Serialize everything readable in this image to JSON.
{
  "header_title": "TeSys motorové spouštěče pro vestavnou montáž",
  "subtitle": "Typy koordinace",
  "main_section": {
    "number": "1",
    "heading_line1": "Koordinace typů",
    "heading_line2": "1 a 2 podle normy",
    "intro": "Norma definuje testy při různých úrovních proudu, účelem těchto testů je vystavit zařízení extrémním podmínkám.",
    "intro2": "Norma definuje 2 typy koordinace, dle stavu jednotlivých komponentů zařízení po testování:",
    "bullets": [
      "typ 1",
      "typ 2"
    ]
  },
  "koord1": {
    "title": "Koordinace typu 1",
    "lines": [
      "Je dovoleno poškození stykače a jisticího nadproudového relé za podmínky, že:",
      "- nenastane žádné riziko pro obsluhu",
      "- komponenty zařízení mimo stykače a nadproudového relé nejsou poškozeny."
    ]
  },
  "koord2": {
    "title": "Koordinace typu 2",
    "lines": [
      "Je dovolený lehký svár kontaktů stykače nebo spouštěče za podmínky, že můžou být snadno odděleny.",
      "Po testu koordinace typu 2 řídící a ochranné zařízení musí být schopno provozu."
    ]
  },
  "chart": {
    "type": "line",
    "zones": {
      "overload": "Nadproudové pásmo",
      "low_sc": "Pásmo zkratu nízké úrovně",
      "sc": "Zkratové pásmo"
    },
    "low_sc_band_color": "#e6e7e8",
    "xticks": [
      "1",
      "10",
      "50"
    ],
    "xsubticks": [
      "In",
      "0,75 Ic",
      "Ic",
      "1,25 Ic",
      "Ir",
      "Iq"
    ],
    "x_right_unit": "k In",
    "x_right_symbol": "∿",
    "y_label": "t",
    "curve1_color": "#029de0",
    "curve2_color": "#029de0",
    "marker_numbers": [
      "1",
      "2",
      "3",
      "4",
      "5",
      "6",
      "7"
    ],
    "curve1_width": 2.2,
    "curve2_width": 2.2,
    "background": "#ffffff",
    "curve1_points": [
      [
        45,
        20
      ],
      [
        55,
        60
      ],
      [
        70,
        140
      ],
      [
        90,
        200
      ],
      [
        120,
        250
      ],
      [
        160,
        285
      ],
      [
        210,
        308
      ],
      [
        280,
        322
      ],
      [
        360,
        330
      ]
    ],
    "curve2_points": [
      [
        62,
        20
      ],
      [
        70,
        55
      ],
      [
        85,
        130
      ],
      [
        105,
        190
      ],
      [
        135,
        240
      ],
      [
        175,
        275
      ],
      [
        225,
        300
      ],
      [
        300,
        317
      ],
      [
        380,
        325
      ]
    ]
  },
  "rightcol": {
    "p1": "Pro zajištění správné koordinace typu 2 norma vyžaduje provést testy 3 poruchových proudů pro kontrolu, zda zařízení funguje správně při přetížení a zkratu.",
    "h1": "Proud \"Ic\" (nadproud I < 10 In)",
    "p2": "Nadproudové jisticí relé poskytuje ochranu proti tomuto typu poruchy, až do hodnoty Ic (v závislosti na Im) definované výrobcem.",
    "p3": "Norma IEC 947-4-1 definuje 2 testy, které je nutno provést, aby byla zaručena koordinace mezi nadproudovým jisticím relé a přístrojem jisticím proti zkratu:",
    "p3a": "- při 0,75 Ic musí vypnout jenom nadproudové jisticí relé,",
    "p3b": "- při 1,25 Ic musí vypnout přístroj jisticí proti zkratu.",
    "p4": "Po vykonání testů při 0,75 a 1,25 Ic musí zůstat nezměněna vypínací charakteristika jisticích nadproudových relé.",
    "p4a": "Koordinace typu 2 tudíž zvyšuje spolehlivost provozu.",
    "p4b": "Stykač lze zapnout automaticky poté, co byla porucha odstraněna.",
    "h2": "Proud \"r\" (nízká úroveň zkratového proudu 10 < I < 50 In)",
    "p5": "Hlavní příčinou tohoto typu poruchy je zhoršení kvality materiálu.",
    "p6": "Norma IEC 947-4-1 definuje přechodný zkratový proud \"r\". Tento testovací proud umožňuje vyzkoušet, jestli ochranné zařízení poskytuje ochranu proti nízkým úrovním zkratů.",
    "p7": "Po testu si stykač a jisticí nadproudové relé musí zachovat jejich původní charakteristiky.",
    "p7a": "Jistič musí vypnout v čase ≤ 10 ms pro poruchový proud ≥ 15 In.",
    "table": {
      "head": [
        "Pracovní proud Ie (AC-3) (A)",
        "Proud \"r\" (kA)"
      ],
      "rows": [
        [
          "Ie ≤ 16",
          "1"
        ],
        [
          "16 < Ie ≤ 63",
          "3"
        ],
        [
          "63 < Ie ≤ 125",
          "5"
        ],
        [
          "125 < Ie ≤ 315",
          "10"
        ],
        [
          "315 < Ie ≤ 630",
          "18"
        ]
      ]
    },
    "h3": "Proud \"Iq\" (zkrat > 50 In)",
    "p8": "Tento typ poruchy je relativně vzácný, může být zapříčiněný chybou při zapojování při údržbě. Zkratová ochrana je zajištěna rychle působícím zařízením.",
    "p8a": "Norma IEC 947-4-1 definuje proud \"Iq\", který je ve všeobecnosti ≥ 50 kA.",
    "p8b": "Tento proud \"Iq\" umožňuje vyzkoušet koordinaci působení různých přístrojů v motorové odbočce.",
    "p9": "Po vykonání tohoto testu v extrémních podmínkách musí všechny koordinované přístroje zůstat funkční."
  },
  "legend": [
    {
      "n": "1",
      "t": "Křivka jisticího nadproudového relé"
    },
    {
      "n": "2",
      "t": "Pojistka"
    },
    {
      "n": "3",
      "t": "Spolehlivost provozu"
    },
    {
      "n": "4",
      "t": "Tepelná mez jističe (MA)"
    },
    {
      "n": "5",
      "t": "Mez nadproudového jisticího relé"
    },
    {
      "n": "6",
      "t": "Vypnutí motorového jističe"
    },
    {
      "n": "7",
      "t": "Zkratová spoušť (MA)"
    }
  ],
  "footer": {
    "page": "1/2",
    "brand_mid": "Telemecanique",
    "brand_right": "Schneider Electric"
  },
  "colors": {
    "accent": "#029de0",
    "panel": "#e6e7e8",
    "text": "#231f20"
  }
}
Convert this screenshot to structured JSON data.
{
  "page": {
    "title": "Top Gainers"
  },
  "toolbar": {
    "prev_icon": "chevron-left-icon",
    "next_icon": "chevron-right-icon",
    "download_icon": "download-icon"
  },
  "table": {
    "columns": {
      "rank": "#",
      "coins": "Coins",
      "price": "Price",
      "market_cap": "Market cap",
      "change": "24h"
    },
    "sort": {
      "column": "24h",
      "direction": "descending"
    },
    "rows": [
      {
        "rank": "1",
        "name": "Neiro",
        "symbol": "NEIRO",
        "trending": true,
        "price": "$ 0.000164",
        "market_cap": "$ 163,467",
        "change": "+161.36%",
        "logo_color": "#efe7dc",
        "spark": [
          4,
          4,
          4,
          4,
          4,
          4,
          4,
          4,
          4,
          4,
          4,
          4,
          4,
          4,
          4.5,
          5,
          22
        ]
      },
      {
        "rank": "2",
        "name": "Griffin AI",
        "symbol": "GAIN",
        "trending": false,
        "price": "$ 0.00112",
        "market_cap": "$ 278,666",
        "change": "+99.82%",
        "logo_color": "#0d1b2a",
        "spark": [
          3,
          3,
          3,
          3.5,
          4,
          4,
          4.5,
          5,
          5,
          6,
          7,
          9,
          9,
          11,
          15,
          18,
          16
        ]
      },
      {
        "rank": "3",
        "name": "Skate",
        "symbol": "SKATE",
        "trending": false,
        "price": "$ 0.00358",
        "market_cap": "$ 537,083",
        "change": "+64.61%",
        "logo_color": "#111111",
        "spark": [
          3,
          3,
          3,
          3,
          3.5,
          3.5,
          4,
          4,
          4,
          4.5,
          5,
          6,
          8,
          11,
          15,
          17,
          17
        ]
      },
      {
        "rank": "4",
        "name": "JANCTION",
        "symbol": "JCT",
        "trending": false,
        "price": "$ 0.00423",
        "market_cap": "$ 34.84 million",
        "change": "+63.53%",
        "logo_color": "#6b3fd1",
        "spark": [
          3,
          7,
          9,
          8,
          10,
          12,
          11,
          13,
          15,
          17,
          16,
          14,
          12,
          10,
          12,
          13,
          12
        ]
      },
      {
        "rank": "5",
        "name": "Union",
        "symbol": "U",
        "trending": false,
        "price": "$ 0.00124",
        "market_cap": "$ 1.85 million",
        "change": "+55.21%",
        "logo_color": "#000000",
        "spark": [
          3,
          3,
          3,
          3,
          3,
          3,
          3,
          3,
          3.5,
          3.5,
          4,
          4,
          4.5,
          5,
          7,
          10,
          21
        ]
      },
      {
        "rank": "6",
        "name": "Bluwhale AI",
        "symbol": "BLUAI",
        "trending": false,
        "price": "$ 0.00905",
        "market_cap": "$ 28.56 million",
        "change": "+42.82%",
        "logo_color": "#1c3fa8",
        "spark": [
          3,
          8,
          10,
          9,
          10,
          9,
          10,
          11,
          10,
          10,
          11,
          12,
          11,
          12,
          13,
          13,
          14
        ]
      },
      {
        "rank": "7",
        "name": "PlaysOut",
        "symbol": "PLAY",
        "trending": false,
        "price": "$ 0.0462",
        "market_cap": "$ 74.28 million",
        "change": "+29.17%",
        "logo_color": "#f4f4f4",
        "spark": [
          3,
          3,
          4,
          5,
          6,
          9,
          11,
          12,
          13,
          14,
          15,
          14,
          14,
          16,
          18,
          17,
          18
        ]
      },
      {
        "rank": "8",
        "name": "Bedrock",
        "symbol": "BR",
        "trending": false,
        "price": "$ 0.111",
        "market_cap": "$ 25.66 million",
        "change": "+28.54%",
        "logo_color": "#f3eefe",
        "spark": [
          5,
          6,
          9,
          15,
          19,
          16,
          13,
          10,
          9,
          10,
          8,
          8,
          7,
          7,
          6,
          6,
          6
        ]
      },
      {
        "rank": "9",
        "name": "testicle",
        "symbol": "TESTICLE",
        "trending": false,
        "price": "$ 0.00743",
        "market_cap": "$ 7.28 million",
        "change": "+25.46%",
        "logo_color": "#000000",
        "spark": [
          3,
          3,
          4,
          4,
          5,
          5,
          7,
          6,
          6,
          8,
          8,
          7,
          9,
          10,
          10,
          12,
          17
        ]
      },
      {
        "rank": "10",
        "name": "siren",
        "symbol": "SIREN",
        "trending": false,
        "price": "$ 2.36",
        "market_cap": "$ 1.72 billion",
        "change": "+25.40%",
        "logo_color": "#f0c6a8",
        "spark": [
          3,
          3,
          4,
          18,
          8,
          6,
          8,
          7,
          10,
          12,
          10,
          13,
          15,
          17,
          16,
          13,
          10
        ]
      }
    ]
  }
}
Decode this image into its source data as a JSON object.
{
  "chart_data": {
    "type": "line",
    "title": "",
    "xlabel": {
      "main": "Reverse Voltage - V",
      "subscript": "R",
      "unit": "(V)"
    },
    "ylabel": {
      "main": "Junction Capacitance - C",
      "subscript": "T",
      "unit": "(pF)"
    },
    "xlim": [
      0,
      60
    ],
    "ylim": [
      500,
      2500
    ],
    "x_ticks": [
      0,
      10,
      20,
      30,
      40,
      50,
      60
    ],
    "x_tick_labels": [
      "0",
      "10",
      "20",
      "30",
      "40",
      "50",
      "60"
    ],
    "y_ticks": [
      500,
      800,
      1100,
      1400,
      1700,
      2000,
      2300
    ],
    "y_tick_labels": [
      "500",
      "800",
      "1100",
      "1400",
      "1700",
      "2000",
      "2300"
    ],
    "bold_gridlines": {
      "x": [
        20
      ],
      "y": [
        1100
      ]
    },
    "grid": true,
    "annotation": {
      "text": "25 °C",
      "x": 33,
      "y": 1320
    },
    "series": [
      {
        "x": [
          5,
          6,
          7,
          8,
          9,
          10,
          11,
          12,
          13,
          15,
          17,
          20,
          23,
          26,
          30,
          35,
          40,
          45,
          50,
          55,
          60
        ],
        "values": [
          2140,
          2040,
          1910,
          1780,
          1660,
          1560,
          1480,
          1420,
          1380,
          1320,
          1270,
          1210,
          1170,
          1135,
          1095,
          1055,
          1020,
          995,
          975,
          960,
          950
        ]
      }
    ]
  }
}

*DO THIS:*
In the lines above, find each one with "nadproudového" and list it.

*TASK OUTPUT:*
      "Je dovoleno poškození stykače a jisticího nadproudového relé za podmínky, že:",
      "- komponenty zařízení mimo stykače a nadproudového relé nejsou poškozeny."
      "t": "Křivka jisticího nadproudového relé"
      "t": "Mez nadproudového jisticího relé"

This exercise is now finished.